━━ ENTRIES SUPPLIED

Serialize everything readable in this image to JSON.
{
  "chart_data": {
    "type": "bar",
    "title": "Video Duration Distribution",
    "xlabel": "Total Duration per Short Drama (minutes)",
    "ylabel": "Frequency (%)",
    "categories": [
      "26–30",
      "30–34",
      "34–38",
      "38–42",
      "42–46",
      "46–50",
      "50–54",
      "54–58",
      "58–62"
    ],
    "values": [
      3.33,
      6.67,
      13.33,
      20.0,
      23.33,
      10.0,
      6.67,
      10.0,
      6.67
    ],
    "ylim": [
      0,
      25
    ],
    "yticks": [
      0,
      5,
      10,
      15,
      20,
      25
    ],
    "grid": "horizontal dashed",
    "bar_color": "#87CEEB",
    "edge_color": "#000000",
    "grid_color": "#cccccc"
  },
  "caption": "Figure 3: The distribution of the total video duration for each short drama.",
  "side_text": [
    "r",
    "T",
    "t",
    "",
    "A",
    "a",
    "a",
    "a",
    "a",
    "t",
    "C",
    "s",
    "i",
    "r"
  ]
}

━━━━

> [WORK TO DO]:
Output the data above exactly, please, line for line.

> [REPLY]:
Serialize everything readable in this image to JSON.
{
  "chart_data": {
    "type": "bar",
    "title": "Video Duration Distribution",
    "xlabel": "Total Duration per Short Drama (minutes)",
    "ylabel": "Frequency (%)",
    "categories": [
      "26–30",
      "30–34",
      "34–38",
      "38–42",
      "42–46",
      "46–50",
      "50–54",
      "54–58",
      "58–62"
    ],
    "values": [
      3.33,
      6.67,
      13.33,
      20.0,
      23.33,
      10.0,
      6.67,
      10.0,
      6.67
    ],
    "ylim": [
      0,
      25
    ],
    "yticks": [
      0,
      5,
      10,
      15,
      20,
      25
    ],
    "grid": "horizontal dashed",
    "bar_color": "#87CEEB",
    "edge_color": "#000000",
    "grid_color": "#cccccc"
  },
  "caption": "Figure 3: The distribution of the total video duration for each short drama.",
  "side_text": [
    "r",
    "T",
    "t",
    "",
    "A",
    "a",
    "a",
    "a",
    "a",
    "t",
    "C",
    "s",
    "i",
    "r"
  ]
}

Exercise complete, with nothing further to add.